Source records
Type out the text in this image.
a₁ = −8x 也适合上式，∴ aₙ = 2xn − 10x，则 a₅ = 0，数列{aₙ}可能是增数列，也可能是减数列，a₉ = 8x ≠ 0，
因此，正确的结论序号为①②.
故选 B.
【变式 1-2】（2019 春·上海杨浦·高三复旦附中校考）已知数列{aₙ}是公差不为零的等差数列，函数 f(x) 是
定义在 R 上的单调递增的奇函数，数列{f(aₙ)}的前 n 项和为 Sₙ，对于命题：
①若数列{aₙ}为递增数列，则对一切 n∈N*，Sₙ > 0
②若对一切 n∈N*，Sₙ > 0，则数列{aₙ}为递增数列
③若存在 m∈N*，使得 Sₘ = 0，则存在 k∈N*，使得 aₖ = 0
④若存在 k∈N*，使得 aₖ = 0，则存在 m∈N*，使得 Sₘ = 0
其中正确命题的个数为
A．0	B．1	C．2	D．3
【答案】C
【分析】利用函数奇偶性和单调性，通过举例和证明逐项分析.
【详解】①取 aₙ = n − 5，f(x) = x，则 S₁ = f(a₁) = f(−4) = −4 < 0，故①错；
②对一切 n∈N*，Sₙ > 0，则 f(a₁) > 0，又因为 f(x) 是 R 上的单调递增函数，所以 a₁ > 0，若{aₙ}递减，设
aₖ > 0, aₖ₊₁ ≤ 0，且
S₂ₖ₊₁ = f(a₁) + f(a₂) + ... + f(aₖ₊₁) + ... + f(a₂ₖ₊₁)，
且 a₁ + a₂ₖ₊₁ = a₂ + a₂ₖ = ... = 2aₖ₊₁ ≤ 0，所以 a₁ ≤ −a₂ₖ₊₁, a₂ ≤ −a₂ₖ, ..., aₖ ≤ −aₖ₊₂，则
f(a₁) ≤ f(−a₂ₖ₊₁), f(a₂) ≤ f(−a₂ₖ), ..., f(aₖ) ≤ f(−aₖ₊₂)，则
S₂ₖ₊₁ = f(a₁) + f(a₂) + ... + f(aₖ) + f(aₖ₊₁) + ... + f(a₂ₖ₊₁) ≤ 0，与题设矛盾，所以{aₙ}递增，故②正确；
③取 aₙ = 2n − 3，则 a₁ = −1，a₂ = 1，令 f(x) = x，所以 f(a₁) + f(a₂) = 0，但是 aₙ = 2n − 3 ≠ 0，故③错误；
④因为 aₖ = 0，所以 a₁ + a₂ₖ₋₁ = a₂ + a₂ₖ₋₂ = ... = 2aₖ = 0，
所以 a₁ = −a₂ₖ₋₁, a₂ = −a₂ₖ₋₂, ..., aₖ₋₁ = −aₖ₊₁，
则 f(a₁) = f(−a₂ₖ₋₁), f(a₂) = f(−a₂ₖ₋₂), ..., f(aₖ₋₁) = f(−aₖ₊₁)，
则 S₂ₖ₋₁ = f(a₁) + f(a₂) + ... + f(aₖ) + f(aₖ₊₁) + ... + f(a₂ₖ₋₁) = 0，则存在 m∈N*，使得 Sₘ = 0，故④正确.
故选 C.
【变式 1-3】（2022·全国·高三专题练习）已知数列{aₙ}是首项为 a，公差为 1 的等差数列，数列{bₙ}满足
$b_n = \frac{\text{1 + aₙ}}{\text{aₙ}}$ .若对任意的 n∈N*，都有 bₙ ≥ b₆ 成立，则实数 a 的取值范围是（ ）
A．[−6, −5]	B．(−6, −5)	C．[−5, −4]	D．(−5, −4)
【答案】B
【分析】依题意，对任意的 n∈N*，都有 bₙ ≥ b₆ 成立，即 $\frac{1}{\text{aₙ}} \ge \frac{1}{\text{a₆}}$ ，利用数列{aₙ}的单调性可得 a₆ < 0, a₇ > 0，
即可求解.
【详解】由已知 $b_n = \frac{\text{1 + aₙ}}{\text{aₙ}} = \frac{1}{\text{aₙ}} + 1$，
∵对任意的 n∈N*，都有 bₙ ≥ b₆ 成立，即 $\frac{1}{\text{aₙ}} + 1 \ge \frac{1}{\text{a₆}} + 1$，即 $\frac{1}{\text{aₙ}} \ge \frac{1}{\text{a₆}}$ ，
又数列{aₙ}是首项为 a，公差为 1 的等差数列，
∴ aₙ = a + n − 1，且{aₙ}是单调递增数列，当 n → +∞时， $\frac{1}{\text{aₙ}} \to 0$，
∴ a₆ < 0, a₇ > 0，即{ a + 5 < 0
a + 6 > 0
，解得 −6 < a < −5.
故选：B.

EXERCISE DETAILS: Repeat all the entries word for word.

ANSWER TO THE TASK:
Type out the text in this image.
a₁ = −8x 也适合上式，∴ aₙ = 2xn − 10x，则 a₅ = 0，数列{aₙ}可能是增数列，也可能是减数列，a₉ = 8x ≠ 0，
因此，正确的结论序号为①②.
故选 B.
【变式 1-2】（2019 春·上海杨浦·高三复旦附中校考）已知数列{aₙ}是公差不为零的等差数列，函数 f(x) 是
定义在 R 上的单调递增的奇函数，数列{f(aₙ)}的前 n 项和为 Sₙ，对于命题：
①若数列{aₙ}为递增数列，则对一切 n∈N*，Sₙ > 0
②若对一切 n∈N*，Sₙ > 0，则数列{aₙ}为递增数列
③若存在 m∈N*，使得 Sₘ = 0，则存在 k∈N*，使得 aₖ = 0
④若存在 k∈N*，使得 aₖ = 0，则存在 m∈N*，使得 Sₘ = 0
其中正确命题的个数为
A．0	B．1	C．2	D．3
【答案】C
【分析】利用函数奇偶性和单调性，通过举例和证明逐项分析.
【详解】①取 aₙ = n − 5，f(x) = x，则 S₁ = f(a₁) = f(−4) = −4 < 0，故①错；
②对一切 n∈N*，Sₙ > 0，则 f(a₁) > 0，又因为 f(x) 是 R 上的单调递增函数，所以 a₁ > 0，若{aₙ}递减，设
aₖ > 0, aₖ₊₁ ≤ 0，且
S₂ₖ₊₁ = f(a₁) + f(a₂) + ... + f(aₖ₊₁) + ... + f(a₂ₖ₊₁)，
且 a₁ + a₂ₖ₊₁ = a₂ + a₂ₖ = ... = 2aₖ₊₁ ≤ 0，所以 a₁ ≤ −a₂ₖ₊₁, a₂ ≤ −a₂ₖ, ..., aₖ ≤ −aₖ₊₂，则
f(a₁) ≤ f(−a₂ₖ₊₁), f(a₂) ≤ f(−a₂ₖ), ..., f(aₖ) ≤ f(−aₖ₊₂)，则
S₂ₖ₊₁ = f(a₁) + f(a₂) + ... + f(aₖ) + f(aₖ₊₁) + ... + f(a₂ₖ₊₁) ≤ 0，与题设矛盾，所以{aₙ}递增，故②正确；
③取 aₙ = 2n − 3，则 a₁ = −1，a₂ = 1，令 f(x) = x，所以 f(a₁) + f(a₂) = 0，但是 aₙ = 2n − 3 ≠ 0，故③错误；
④因为 aₖ = 0，所以 a₁ + a₂ₖ₋₁ = a₂ + a₂ₖ₋₂ = ... = 2aₖ = 0，
所以 a₁ = −a₂ₖ₋₁, a₂ = −a₂ₖ₋₂, ..., aₖ₋₁ = −aₖ₊₁，
则 f(a₁) = f(−a₂ₖ₋₁), f(a₂) = f(−a₂ₖ₋₂), ..., f(aₖ₋₁) = f(−aₖ₊₁)，
则 S₂ₖ₋₁ = f(a₁) + f(a₂) + ... + f(aₖ) + f(aₖ₊₁) + ... + f(a₂ₖ₋₁) = 0，则存在 m∈N*，使得 Sₘ = 0，故④正确.
故选 C.
【变式 1-3】（2022·全国·高三专题练习）已知数列{aₙ}是首项为 a，公差为 1 的等差数列，数列{bₙ}满足
$b_n = \frac{\text{1 + aₙ}}{\text{aₙ}}$ .若对任意的 n∈N*，都有 bₙ ≥ b₆ 成立，则实数 a 的取值范围是（ ）
A．[−6, −5]	B．(−6, −5)	C．[−5, −4]	D．(−5, −4)
【答案】B
【分析】依题意，对任意的 n∈N*，都有 bₙ ≥ b₆ 成立，即 $\frac{1}{\text{aₙ}} \ge \frac{1}{\text{a₆}}$ ，利用数列{aₙ}的单调性可得 a₆ < 0, a₇ > 0，
即可求解.
【详解】由已知 $b_n = \frac{\text{1 + aₙ}}{\text{aₙ}} = \frac{1}{\text{aₙ}} + 1$，
∵对任意的 n∈N*，都有 bₙ ≥ b₆ 成立，即 $\frac{1}{\text{aₙ}} + 1 \ge \frac{1}{\text{a₆}} + 1$，即 $\frac{1}{\text{aₙ}} \ge \frac{1}{\text{a₆}}$ ，
又数列{aₙ}是首项为 a，公差为 1 的等差数列，
∴ aₙ = a + n − 1，且{aₙ}是单调递增数列，当 n → +∞时， $\frac{1}{\text{aₙ}} \to 0$，
∴ a₆ < 0, a₇ > 0，即{ a + 5 < 0
a + 6 > 0
，解得 −6 < a < −5.
故选：B.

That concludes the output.